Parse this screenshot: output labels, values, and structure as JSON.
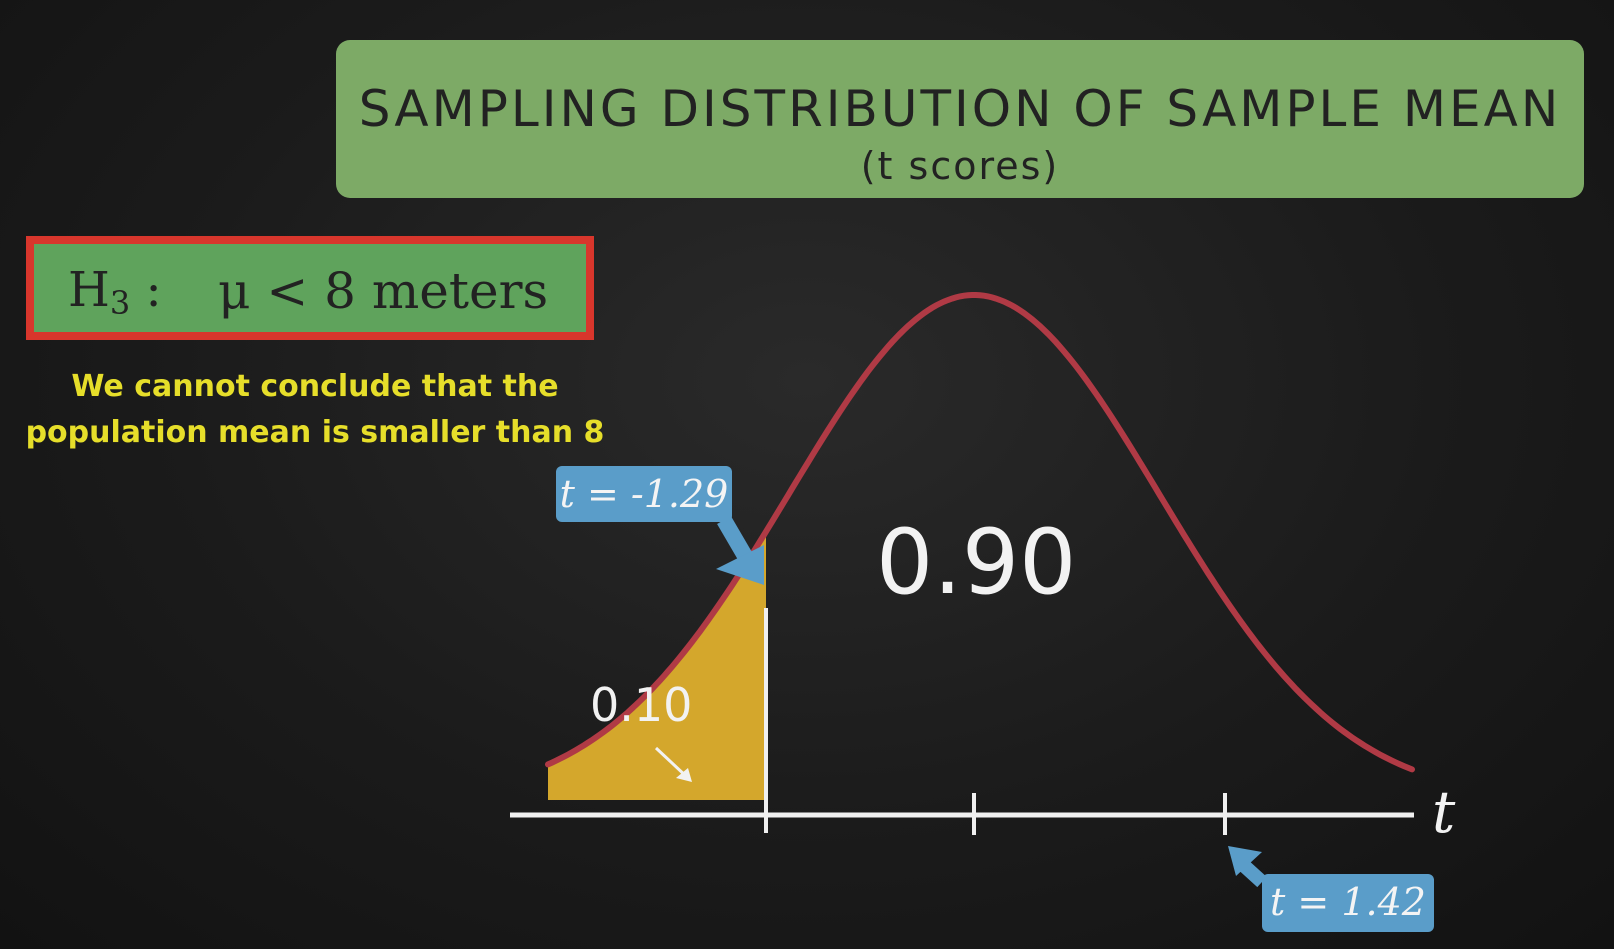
{
  "title": {
    "main": "SAMPLING DISTRIBUTION OF SAMPLE MEAN",
    "sub": "(t scores)"
  },
  "hypothesis": {
    "label": "H",
    "subscript": "3",
    "separator": ":",
    "statement": "μ < 8 meters"
  },
  "conclusion": "We cannot conclude that the population mean is smaller than 8",
  "distribution": {
    "axis_label": "t",
    "center_area": "0.90",
    "tail_area": "0.10",
    "critical_label": "t = -1.29",
    "observed_label": "t = 1.42",
    "colors": {
      "curve": "#b03a45",
      "tail_fill": "#d4a72c",
      "axis": "#f0f0f0",
      "callout": "#5a9dc9"
    }
  }
}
● ● ● ● ● ● ●
- [Task goal]: Restate the listing above word for word, and skip the pictures.

- [Written solution]:
Parse this screenshot: output labels, values, and structure as JSON.
{
  "title": {
    "main": "SAMPLING DISTRIBUTION OF SAMPLE MEAN",
    "sub": "(t scores)"
  },
  "hypothesis": {
    "label": "H",
    "subscript": "3",
    "separator": ":",
    "statement": "μ < 8 meters"
  },
  "conclusion": "We cannot conclude that the population mean is smaller than 8",
  "distribution": {
    "axis_label": "t",
    "center_area": "0.90",
    "tail_area": "0.10",
    "critical_label": "t = -1.29",
    "observed_label": "t = 1.42",
    "colors": {
      "curve": "#b03a45",
      "tail_fill": "#d4a72c",
      "axis": "#f0f0f0",
      "callout": "#5a9dc9"
    }
  }
}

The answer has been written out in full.